▶ Requirements
Repeat the material below exactly, line for line.

▶ Source records

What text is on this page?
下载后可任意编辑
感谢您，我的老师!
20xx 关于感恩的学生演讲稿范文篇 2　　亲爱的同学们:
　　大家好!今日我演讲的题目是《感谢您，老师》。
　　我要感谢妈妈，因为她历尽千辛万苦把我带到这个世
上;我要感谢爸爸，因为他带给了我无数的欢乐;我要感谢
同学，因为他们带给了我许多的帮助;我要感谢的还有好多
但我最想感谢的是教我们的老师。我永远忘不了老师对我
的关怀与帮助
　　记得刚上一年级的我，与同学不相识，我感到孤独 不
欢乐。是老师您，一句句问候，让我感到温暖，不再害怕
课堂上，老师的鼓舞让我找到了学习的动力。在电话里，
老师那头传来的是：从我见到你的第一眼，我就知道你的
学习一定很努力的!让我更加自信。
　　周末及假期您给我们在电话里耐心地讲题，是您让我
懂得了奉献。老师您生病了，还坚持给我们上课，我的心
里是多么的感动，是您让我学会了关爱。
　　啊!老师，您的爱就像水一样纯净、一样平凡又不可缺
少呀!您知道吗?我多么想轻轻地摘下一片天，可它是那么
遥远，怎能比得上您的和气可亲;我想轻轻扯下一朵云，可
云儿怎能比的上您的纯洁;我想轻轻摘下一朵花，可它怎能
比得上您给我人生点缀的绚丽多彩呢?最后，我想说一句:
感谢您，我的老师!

▶ Answer for the task
What text is on this page?
下载后可任意编辑
感谢您，我的老师!
20xx 关于感恩的学生演讲稿范文篇 2　　亲爱的同学们:
　　大家好!今日我演讲的题目是《感谢您，老师》。
　　我要感谢妈妈，因为她历尽千辛万苦把我带到这个世
上;我要感谢爸爸，因为他带给了我无数的欢乐;我要感谢
同学，因为他们带给了我许多的帮助;我要感谢的还有好多
但我最想感谢的是教我们的老师。我永远忘不了老师对我
的关怀与帮助
　　记得刚上一年级的我，与同学不相识，我感到孤独 不
欢乐。是老师您，一句句问候，让我感到温暖，不再害怕
课堂上，老师的鼓舞让我找到了学习的动力。在电话里，
老师那头传来的是：从我见到你的第一眼，我就知道你的
学习一定很努力的!让我更加自信。
　　周末及假期您给我们在电话里耐心地讲题，是您让我
懂得了奉献。老师您生病了，还坚持给我们上课，我的心
里是多么的感动，是您让我学会了关爱。
　　啊!老师，您的爱就像水一样纯净、一样平凡又不可缺
少呀!您知道吗?我多么想轻轻地摘下一片天，可它是那么
遥远，怎能比得上您的和气可亲;我想轻轻扯下一朵云，可
云儿怎能比的上您的纯洁;我想轻轻摘下一朵花，可它怎能
比得上您给我人生点缀的绚丽多彩呢?最后，我想说一句:
感谢您，我的老师!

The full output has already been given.